▶ Collected data entries

——————

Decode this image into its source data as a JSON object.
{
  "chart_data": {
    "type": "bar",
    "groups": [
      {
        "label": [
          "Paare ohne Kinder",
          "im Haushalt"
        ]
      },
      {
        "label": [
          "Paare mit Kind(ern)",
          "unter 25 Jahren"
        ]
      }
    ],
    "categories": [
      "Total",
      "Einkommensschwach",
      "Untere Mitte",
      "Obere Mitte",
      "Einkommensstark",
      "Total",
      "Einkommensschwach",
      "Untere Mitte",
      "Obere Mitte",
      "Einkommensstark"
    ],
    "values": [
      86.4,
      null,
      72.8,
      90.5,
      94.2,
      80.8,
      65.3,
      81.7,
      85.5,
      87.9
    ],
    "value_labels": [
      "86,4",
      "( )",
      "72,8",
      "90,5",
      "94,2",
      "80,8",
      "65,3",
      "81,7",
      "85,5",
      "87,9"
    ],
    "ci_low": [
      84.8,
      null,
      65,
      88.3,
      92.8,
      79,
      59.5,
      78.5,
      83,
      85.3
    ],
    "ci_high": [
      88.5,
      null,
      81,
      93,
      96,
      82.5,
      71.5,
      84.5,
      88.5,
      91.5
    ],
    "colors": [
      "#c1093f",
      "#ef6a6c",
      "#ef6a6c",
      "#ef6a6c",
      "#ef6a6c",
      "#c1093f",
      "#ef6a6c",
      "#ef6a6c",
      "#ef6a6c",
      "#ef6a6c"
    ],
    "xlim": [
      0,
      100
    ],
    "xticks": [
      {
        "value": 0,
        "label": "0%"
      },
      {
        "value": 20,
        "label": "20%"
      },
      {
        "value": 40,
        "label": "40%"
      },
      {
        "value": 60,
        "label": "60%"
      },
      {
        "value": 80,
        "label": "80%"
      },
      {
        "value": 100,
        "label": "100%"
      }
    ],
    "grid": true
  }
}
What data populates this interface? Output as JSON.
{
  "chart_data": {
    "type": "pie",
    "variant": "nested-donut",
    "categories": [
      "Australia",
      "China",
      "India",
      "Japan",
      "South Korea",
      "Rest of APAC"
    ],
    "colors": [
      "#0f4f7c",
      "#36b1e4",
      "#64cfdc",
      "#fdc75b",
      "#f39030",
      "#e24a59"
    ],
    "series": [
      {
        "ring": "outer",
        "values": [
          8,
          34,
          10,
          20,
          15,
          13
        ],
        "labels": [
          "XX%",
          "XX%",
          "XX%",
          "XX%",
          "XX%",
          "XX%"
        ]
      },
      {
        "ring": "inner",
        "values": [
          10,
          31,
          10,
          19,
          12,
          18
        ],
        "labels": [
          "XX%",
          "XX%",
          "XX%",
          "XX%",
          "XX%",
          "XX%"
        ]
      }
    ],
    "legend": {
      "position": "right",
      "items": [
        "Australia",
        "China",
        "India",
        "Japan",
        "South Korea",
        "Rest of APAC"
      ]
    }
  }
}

——————

Give the records above again, word for word.

Decode this image into its source data as a JSON object.
{
  "chart_data": {
    "type": "bar",
    "groups": [
      {
        "label": [
          "Paare ohne Kinder",
          "im Haushalt"
        ]
      },
      {
        "label": [
          "Paare mit Kind(ern)",
          "unter 25 Jahren"
        ]
      }
    ],
    "categories": [
      "Total",
      "Einkommensschwach",
      "Untere Mitte",
      "Obere Mitte",
      "Einkommensstark",
      "Total",
      "Einkommensschwach",
      "Untere Mitte",
      "Obere Mitte",
      "Einkommensstark"
    ],
    "values": [
      86.4,
      null,
      72.8,
      90.5,
      94.2,
      80.8,
      65.3,
      81.7,
      85.5,
      87.9
    ],
    "value_labels": [
      "86,4",
      "( )",
      "72,8",
      "90,5",
      "94,2",
      "80,8",
      "65,3",
      "81,7",
      "85,5",
      "87,9"
    ],
    "ci_low": [
      84.8,
      null,
      65,
      88.3,
      92.8,
      79,
      59.5,
      78.5,
      83,
      85.3
    ],
    "ci_high": [
      88.5,
      null,
      81,
      93,
      96,
      82.5,
      71.5,
      84.5,
      88.5,
      91.5
    ],
    "colors": [
      "#c1093f",
      "#ef6a6c",
      "#ef6a6c",
      "#ef6a6c",
      "#ef6a6c",
      "#c1093f",
      "#ef6a6c",
      "#ef6a6c",
      "#ef6a6c",
      "#ef6a6c"
    ],
    "xlim": [
      0,
      100
    ],
    "xticks": [
      {
        "value": 0,
        "label": "0%"
      },
      {
        "value": 20,
        "label": "20%"
      },
      {
        "value": 40,
        "label": "40%"
      },
      {
        "value": 60,
        "label": "60%"
      },
      {
        "value": 80,
        "label": "80%"
      },
      {
        "value": 100,
        "label": "100%"
      }
    ],
    "grid": true
  }
}
What data populates this interface? Output as JSON.
{
  "chart_data": {
    "type": "pie",
    "variant": "nested-donut",
    "categories": [
      "Australia",
      "China",
      "India",
      "Japan",
      "South Korea",
      "Rest of APAC"
    ],
    "colors": [
      "#0f4f7c",
      "#36b1e4",
      "#64cfdc",
      "#fdc75b",
      "#f39030",
      "#e24a59"
    ],
    "series": [
      {
        "ring": "outer",
        "values": [
          8,
          34,
          10,
          20,
          15,
          13
        ],
        "labels": [
          "XX%",
          "XX%",
          "XX%",
          "XX%",
          "XX%",
          "XX%"
        ]
      },
      {
        "ring": "inner",
        "values": [
          10,
          31,
          10,
          19,
          12,
          18
        ],
        "labels": [
          "XX%",
          "XX%",
          "XX%",
          "XX%",
          "XX%",
          "XX%"
        ]
      }
    ],
    "legend": {
      "position": "right",
      "items": [
        "Australia",
        "China",
        "India",
        "Japan",
        "South Korea",
        "Rest of APAC"
      ]
    }
  }
}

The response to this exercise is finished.